++++ Extracted material ++++
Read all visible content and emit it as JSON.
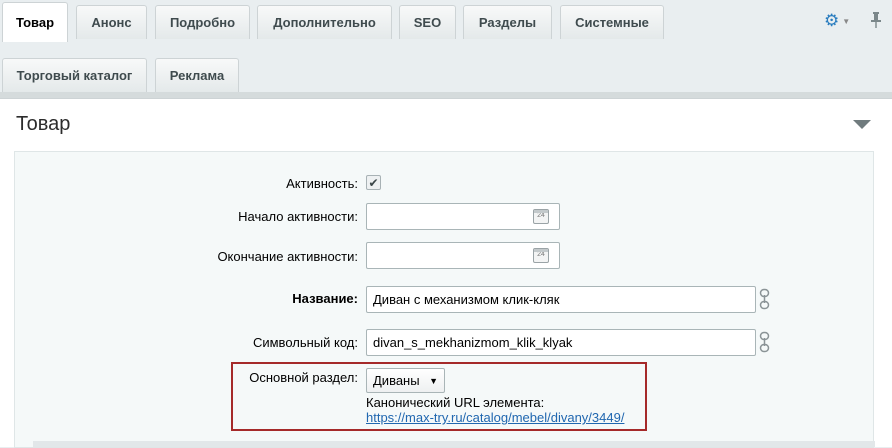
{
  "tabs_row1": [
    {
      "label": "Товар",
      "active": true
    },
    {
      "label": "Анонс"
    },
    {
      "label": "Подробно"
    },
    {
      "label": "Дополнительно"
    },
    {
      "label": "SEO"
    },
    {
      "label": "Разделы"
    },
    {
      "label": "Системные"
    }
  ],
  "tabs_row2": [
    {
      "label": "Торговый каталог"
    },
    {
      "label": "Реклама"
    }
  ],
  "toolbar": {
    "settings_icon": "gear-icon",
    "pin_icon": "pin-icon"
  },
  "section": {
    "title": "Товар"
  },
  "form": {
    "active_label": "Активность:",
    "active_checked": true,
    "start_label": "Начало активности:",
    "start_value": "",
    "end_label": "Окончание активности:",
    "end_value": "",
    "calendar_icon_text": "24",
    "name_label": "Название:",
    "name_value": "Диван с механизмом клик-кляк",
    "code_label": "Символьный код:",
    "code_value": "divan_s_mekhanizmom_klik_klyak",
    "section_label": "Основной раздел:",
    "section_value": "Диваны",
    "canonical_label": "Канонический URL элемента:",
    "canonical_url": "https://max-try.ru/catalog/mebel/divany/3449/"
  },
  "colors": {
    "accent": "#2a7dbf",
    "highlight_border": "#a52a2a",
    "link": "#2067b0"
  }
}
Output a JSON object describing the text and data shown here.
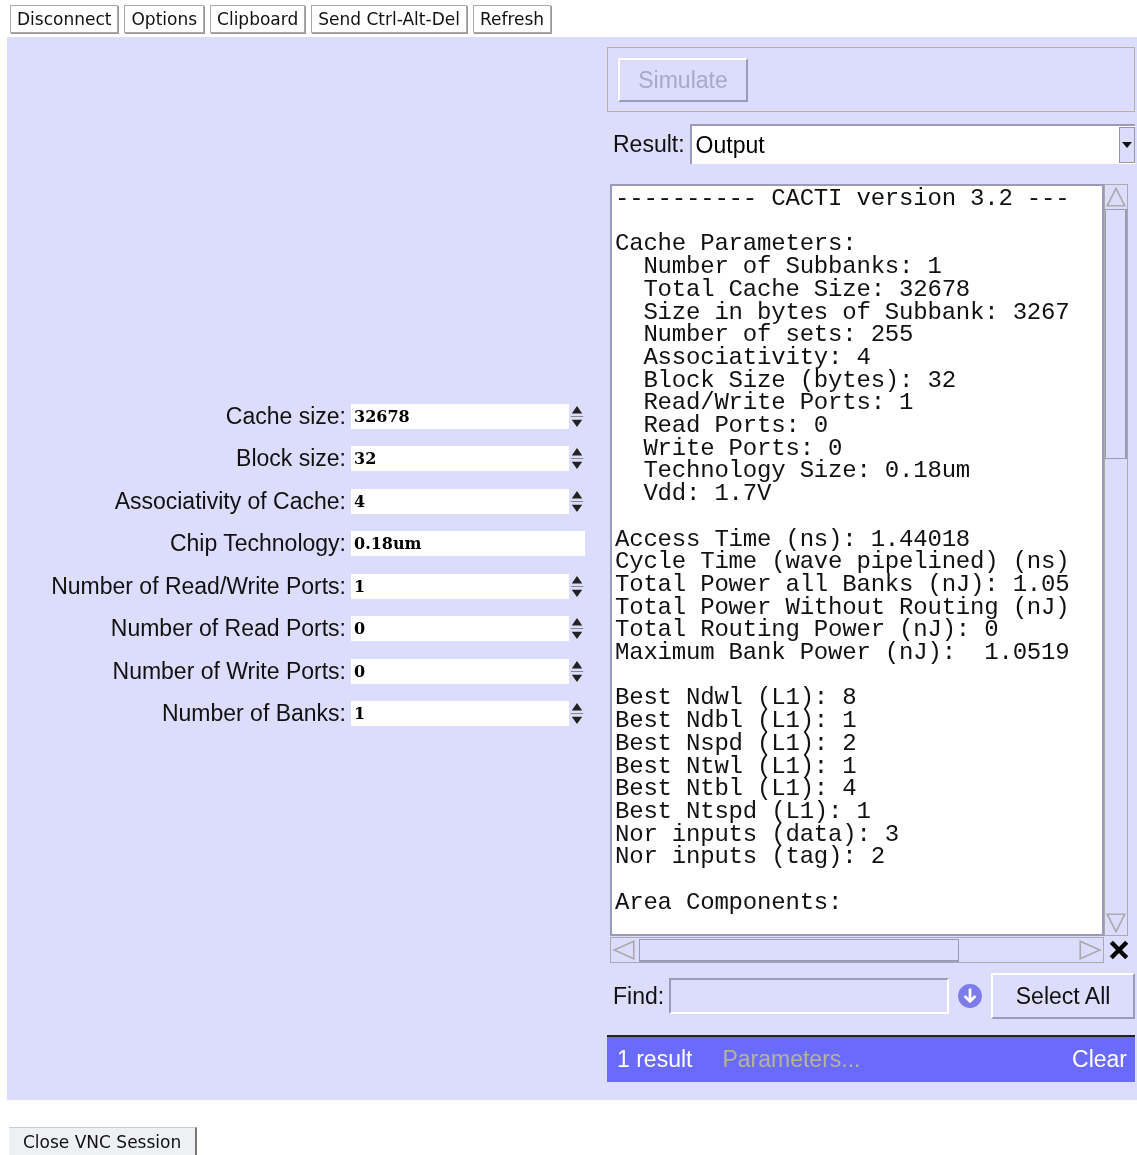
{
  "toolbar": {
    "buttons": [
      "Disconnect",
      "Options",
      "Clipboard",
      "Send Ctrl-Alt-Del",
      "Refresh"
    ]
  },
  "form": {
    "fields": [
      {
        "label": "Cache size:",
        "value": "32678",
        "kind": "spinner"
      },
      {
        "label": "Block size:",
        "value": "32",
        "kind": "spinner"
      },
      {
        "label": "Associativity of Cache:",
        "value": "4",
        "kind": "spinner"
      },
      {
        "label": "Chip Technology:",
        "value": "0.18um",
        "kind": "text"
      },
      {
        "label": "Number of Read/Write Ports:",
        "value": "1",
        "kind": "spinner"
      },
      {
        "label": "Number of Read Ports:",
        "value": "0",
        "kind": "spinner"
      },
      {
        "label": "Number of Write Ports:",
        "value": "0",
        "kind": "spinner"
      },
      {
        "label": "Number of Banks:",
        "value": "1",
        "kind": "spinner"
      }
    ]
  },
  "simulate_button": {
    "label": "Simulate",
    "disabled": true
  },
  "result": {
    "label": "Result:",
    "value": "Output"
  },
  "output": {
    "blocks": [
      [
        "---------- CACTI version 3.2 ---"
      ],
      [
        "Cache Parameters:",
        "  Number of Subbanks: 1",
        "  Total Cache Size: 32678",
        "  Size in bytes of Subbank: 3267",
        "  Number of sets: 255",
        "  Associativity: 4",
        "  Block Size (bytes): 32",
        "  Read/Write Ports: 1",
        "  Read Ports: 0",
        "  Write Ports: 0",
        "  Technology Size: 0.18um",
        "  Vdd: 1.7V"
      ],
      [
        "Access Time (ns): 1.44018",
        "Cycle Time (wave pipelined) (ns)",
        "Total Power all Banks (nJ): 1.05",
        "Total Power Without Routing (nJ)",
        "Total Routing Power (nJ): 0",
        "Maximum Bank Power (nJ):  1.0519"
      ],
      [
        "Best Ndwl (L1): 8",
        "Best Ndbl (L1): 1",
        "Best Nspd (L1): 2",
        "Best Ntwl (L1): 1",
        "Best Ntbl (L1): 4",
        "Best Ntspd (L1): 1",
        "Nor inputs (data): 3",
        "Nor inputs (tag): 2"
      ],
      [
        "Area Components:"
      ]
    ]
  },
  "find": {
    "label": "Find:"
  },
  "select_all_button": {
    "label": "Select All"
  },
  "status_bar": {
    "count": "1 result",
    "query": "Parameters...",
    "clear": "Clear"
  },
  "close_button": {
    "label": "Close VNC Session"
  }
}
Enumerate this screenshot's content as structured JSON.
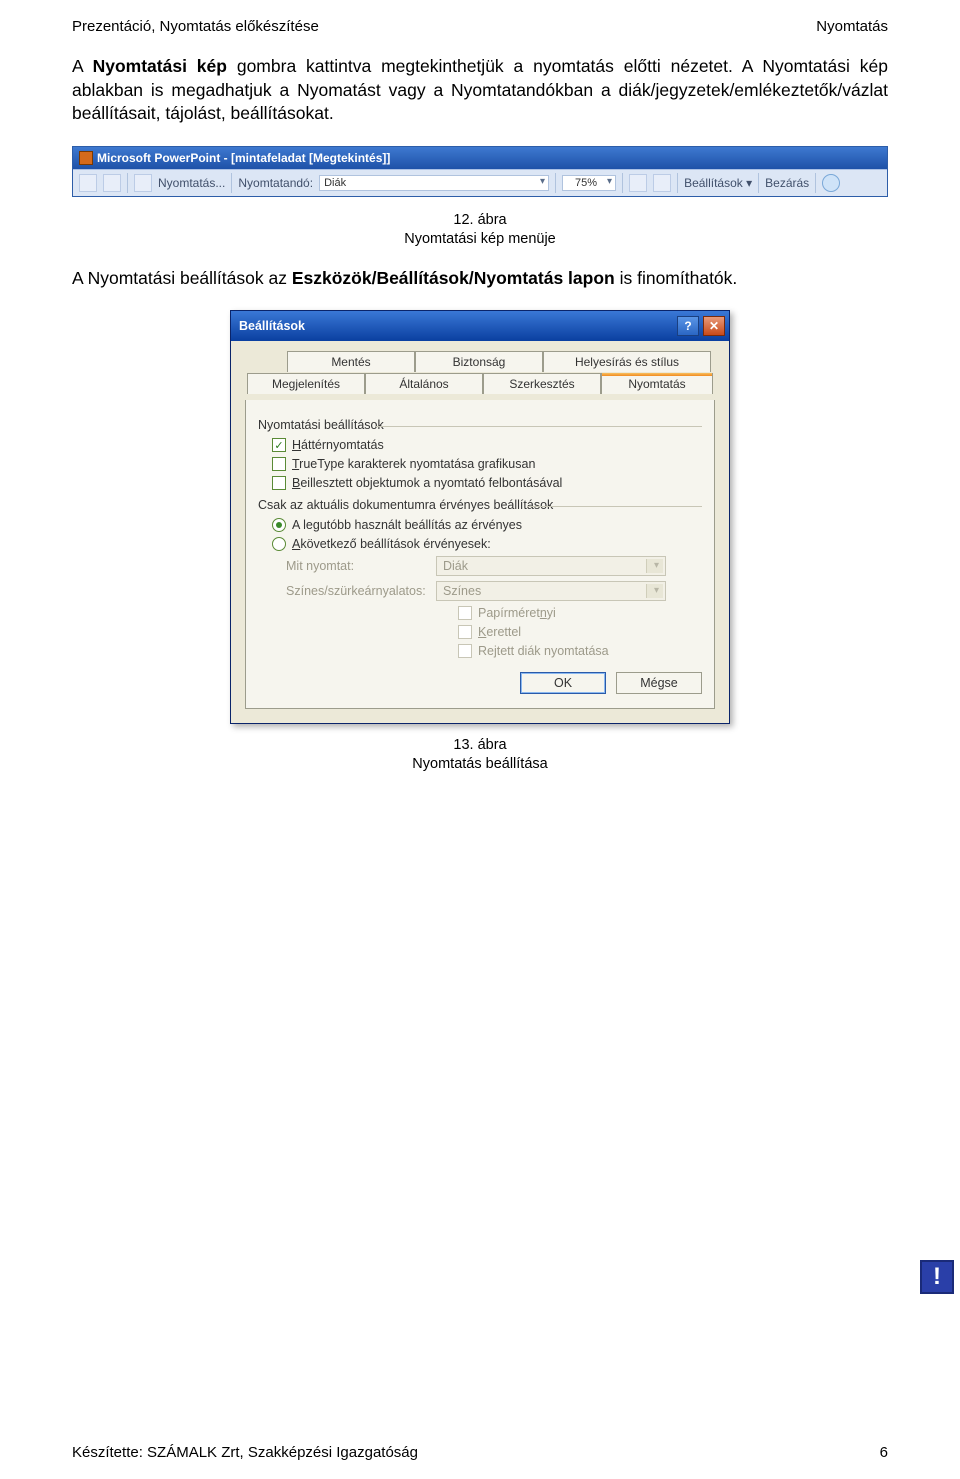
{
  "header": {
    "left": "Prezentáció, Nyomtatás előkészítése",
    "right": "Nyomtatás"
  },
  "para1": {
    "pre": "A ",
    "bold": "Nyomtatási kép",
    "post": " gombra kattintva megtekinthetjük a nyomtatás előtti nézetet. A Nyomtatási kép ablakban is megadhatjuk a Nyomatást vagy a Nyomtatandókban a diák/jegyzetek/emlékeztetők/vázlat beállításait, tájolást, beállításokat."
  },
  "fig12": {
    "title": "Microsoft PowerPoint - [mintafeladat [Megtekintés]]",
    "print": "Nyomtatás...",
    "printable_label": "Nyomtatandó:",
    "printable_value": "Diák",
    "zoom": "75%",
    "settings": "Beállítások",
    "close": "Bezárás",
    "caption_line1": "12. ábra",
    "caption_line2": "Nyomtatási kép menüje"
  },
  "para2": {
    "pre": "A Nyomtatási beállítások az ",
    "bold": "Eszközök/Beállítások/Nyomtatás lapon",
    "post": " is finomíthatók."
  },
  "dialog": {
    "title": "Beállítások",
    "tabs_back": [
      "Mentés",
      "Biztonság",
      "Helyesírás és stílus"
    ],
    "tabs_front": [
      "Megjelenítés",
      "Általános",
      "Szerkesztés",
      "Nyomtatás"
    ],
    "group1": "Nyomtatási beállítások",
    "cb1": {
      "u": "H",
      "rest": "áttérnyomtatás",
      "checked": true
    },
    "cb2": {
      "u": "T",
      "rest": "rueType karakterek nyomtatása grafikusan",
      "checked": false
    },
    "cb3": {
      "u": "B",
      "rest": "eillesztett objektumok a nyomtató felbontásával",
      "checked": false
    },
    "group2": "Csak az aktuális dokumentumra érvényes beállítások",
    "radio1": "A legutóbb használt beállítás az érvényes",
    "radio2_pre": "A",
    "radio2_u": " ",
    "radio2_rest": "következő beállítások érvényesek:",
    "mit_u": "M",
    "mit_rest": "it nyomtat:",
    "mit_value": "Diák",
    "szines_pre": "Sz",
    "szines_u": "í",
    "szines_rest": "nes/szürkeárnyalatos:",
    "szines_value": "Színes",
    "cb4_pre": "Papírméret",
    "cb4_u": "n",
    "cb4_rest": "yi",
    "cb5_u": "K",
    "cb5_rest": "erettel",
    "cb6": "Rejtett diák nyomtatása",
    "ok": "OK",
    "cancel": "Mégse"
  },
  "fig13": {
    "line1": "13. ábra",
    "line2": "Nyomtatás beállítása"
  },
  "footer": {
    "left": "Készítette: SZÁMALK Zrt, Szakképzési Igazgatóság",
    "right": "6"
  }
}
++++
• **Task goal**:
Across the entries, how many lines contain "Technology"? Reply with the number only.

• **Answer to the task**:
2